GCP AI Security Lab

Warning

This creates intentionally vulnerable infrastructure for educational purposes.
Never deploy this in a production environment or shared GCP project.

A hands-on Google Cloud Platform (GCP) security workshop featuring 3 progressive Capture The Flag (CTF) challenges. Learn cloud exploitation techniques by attacking intentionally misconfigured GCP infrastructure.

🎯 Challenge Overview

Module 1: Cloud Storage Enumeration & Discovery

• Target: Find leaked GPT-6 benchmark results
• Skills: Bucket enumeration, service account privilege escalation
• Techniques: Predictable naming patterns, credential discovery

Module 2: Metadata Service Exploitation

• Target: Compromise compute instances via metadata endpoints
• Skills: SSH key extraction, terraform state file analysis
• Techniques: IMDS attacks, infrastructure as code vulnerabilities

Module 3: Cloud Function & IAM Exploitation

• Target: Escalate through cloud functions and service accounts
• Skills: Function enumeration, IAM policy exploitation
• Techniques: Serverless security, privilege escalation chains

🚀 Quick Start

Prerequisites

• GCP account with Owner permissions on a dedicated project
• terraform (>= 1.0)

» Recorded data:
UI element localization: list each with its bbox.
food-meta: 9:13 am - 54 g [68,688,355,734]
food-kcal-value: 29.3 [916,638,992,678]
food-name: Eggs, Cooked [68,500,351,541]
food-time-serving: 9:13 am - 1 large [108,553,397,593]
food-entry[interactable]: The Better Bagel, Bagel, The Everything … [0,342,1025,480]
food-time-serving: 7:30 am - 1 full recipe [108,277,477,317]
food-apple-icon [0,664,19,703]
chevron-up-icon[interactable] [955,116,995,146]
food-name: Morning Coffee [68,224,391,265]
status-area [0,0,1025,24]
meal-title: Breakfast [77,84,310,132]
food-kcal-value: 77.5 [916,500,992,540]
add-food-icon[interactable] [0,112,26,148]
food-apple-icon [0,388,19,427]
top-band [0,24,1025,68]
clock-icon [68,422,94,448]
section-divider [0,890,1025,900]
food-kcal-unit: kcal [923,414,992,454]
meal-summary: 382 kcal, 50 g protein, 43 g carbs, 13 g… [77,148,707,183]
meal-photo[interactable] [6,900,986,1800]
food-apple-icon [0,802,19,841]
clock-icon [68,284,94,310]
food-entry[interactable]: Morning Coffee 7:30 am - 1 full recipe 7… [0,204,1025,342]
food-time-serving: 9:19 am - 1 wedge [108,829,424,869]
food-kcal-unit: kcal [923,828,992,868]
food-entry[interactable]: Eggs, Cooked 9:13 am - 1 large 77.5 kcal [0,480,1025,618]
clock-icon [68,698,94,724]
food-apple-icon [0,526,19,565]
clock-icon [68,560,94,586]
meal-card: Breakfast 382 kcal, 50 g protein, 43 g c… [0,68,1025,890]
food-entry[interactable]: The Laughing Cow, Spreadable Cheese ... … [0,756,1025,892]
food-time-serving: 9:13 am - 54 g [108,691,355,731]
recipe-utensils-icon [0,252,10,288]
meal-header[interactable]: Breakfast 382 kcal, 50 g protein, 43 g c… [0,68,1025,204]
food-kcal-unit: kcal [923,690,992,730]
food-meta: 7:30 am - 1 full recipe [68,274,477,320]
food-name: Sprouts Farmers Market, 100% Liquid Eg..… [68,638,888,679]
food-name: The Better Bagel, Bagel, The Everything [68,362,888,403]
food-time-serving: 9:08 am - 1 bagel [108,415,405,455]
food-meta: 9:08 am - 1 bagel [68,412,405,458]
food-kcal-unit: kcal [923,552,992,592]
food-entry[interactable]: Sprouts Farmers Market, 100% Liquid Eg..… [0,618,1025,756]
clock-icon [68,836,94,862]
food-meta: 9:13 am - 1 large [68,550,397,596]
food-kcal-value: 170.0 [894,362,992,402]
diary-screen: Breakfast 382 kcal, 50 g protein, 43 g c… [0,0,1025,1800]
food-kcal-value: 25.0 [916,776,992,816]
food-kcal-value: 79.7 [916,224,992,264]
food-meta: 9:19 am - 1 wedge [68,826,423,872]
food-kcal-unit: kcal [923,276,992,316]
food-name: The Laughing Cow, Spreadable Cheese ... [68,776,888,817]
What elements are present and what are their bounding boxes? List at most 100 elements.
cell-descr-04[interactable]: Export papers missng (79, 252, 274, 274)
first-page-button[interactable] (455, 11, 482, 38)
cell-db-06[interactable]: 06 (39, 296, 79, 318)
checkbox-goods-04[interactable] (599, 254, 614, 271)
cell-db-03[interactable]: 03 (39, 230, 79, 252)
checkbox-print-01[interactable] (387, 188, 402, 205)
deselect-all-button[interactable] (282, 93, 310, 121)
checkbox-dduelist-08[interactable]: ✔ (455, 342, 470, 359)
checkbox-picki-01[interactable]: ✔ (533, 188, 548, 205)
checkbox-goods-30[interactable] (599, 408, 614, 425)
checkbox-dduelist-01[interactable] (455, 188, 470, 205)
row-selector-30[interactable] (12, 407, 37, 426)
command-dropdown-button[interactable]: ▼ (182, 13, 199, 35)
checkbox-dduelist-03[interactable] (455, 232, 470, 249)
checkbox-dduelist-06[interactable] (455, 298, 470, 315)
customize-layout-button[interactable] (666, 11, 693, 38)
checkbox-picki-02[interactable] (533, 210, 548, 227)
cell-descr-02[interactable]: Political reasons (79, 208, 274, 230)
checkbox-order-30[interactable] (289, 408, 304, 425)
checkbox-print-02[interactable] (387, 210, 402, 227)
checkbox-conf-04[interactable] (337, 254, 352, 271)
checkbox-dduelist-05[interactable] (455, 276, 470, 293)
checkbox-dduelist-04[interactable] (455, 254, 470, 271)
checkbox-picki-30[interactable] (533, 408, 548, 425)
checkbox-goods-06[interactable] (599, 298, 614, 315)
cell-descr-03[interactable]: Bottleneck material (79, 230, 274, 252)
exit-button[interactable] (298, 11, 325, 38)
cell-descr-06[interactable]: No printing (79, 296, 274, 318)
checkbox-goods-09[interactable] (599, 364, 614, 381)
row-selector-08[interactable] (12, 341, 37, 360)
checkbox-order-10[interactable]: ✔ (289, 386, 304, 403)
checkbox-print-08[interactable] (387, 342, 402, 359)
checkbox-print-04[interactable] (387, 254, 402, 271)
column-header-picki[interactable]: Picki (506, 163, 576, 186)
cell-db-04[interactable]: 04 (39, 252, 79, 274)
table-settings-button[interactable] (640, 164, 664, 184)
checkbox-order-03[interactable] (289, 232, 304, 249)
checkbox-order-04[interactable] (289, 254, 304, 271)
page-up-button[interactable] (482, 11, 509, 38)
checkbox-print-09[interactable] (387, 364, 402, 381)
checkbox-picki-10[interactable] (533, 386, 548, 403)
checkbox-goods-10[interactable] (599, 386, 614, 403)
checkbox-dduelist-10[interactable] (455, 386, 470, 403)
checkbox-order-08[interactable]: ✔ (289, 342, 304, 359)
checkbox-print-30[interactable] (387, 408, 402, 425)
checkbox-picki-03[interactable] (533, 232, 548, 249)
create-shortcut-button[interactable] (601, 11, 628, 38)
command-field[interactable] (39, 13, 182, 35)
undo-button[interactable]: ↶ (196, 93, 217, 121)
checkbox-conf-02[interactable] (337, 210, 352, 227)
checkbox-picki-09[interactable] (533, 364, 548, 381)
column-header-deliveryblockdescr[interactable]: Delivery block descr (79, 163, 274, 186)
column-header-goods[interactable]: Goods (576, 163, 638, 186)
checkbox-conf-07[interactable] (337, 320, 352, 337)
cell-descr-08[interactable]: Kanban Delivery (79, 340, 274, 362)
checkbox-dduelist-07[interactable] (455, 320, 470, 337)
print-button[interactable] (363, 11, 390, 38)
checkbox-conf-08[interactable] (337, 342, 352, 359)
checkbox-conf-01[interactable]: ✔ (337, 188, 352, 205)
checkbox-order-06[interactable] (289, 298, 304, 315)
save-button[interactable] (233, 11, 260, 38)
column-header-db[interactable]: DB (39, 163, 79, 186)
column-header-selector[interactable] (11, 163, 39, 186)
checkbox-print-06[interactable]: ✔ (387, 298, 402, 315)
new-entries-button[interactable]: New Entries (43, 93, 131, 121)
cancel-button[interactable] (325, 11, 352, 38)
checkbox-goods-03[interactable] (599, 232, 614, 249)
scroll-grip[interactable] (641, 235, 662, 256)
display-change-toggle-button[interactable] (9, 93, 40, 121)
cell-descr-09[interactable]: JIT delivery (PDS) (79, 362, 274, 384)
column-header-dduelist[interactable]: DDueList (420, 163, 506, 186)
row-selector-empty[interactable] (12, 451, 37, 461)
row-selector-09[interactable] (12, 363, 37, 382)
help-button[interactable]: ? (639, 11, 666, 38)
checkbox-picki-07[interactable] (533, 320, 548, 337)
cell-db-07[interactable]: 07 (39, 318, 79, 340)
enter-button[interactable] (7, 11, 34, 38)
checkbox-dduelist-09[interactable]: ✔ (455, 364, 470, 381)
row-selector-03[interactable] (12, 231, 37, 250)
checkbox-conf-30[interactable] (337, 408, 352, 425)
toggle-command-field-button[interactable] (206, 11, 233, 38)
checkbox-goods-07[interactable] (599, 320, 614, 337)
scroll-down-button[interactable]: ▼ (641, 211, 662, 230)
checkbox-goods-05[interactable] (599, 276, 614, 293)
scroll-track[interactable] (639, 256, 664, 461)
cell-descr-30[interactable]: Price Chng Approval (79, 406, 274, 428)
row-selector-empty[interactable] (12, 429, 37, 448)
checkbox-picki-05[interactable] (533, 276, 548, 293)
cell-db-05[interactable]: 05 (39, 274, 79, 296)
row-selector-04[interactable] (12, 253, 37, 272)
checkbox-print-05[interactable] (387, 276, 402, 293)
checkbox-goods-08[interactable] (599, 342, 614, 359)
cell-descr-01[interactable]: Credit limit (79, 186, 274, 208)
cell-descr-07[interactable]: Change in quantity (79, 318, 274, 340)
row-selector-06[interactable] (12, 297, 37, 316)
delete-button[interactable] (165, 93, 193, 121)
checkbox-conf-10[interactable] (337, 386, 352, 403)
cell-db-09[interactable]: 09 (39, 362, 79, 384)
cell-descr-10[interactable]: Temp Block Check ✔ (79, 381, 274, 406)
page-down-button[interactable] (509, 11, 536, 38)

» Requirement 1: What minimum terraform version does the GCP security lab page list as a prerequisite?
» Requirement 2: Write out the GCP security lab page word for word, from "Never deploy this" up to and including "misconfigured GCP infrastructure.".

» Reply 1: Version 1.0 or later.

» Reply 2:
Never deploy this in a production environment or shared GCP project.

A hands-on Google Cloud Platform (GCP) security workshop featuring 3 progressive Capture The Flag (CTF) challenges. Learn cloud exploitation techniques by attacking intentionally misconfigured GCP infrastructure.